WRITTEN TASKS:
A – The factoring agreement excerpt lists the points that the separate agreement on the Pledged Accounts shall regulate. Name each of these points by its heading.
B – Write the next part of the factoring agreement excerpt, beginning after its final clause on extraordinary partial termination.

The ORIGINATOR undertakes to reset all balances on the Pledged Accounts prior to the Commencement Date.

The ORIGINATOR will enter into a separate agreement with GE CAPITAL in respect of the Pledged Accounts and will obtain the respective consent of the account keeping bank. In particular, this agreement shall regulate the following points:

 

(a) Pledge and security purpose: To secure in particular the claim arising from clause 5, and to secure any and all other present and future claims of GE CAPITAL against the ORIGINATOR arising from the business relationship, the ORIGINATOR shall pledge to GE Capital its claims arising from the Pledged Accounts. The amounts received and standing to the credit of the Pledged Accounts serve for the sole purpose of being transferred to GE CAPITAL;

 

(b) Collection Arrangement: GE CAPITAL is – in particular prior to the occurrence of an enforcement event – entitled to solely collect the pledged claims. The ORIGINATOR may only demand payment to GE CAPITAL;

 

(c) Trust Arrangement: The Pledged Accounts shall be used exclusively to accept payments in respect of Receivables and are held by the ORIGINATOR as trustee for GE CAPITAL in its own name, but for the sole purpose of creating a security interest for GE CAPITAL (trust arrangement);

 

(d) Notification: The ORIGINATOR undertakes to notify each credit institution that keeps any of the Pledged Accounts of the pledge, the collection arrangement and the trust arrangement;

 

(e) Warranty: The ORIGINATOR warrants by way of an independent guarantee that no third party rights exist with respect to the pledged rights and claims other than a subordinated pledge arising from the account keeping credit institution’s General Business Conditions, if applicable.

13.4 GE CAPITAL is entitled to conduct regular balance acknowledgement procedures with Debtors.

GE CAPITAL will send an account statement setting out the Receivables which, to GE CAPITAL’s knowledge, are unsettled at the relevant date, including the account balance resulting therefrom, accompanied with a request to the relevant Debtor to confirm the balance set out therein to be accurate and the relevant Receivables to be Eligible.

In the Undisclosed Procedure, the request to confirm the account balances is generally made in the name of the ORIGINATOR by an auditor appointed by GE CAPITAL as trustee for GE CAPITAL. The ORIGINATOR will grant a relevant power of attorney to the trustee for submission to the Debtor. The trustee will inform GE CAPITAL comprehensively about the results of the balance acknowledgement procedure.

 

14. Change of Procedure by Partial Termination

14.1 GE CAPITAL is entitled to terminate in writing the Inter-Credit®-Factoring, the Undisclosed Procedure or both in accordance with the following terms (partial termination):

(a) an ordinary partial termination by giving a month’s prior notice to the end of each month,

 

(b) an extraordinary partial termination without observation of a termination period, if the conditions of clause 26.2 are fulfilled.

PROVIDED DATA:
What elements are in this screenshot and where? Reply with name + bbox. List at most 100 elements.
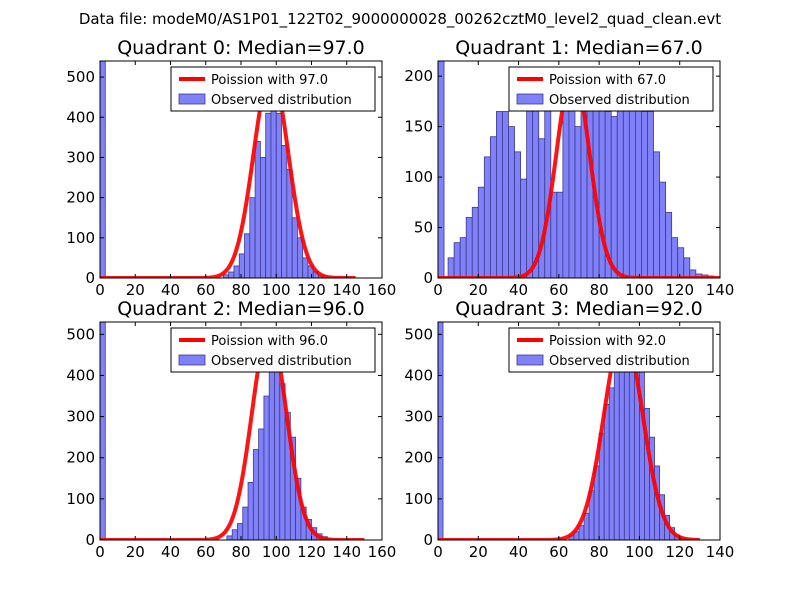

TASK-BY-TASK ANSWERS:
A –
Pledge and security purpose
Collection Arrangement
Trust Arrangement
Notification
Warranty

B –
14.2 Upon effectiveness of a partial termination of the Inter-Credit®-Factoring, the Factoring Agreement shall continue as Full-Service-Factoring, upon partial termination of the Undisclosed Procedure as Disclosed Procedure, respectively.

14.3 Upon receipt of an ordinary partial termination pursuant to clause 14.1 (a), the ORIGINATOR is entitled to terminate the Factoring Agreement by giving five (5) Business Days’ notice prior to the date on which the partial termination takes effect.

14.4 At the ORIGINATOR’s request, GE CAPITAL will not disclose the assignment notwithstanding a termination of the Undisclosed Procedure if and as long as the claims owing to GE CAPITAL arising from the business relationship with the ORIGINATOR are unappealably repaid.

14.5 GE CAPITAL is entitled to terminate the Smart-Service-Factoring by written notice, applying clause 14.1 mutatis mutandis. Upon effectiveness of a partial termination, the Factoring Agreement shall continue as Full-Service-Factoring; clause 14.3 shall also apply mutatis mutandis.

 

15. Quarterly Account Statement, Tacit Ratification, Time Limit for Objections

15.1 GE CAPITAL shall, within ten (10) days following the end of each calendar quarter, send the Quarterly Account Statement to the ORIGINATOR.

15.2 The ORIGINATOR must raise any objections concerning the incorrectness or incompleteness of a Quarterly Account Statement no later than six (6) weeks following receipt thereof; if such objections are made in writing, dispatch thereof during the 6-week-period shall suffice.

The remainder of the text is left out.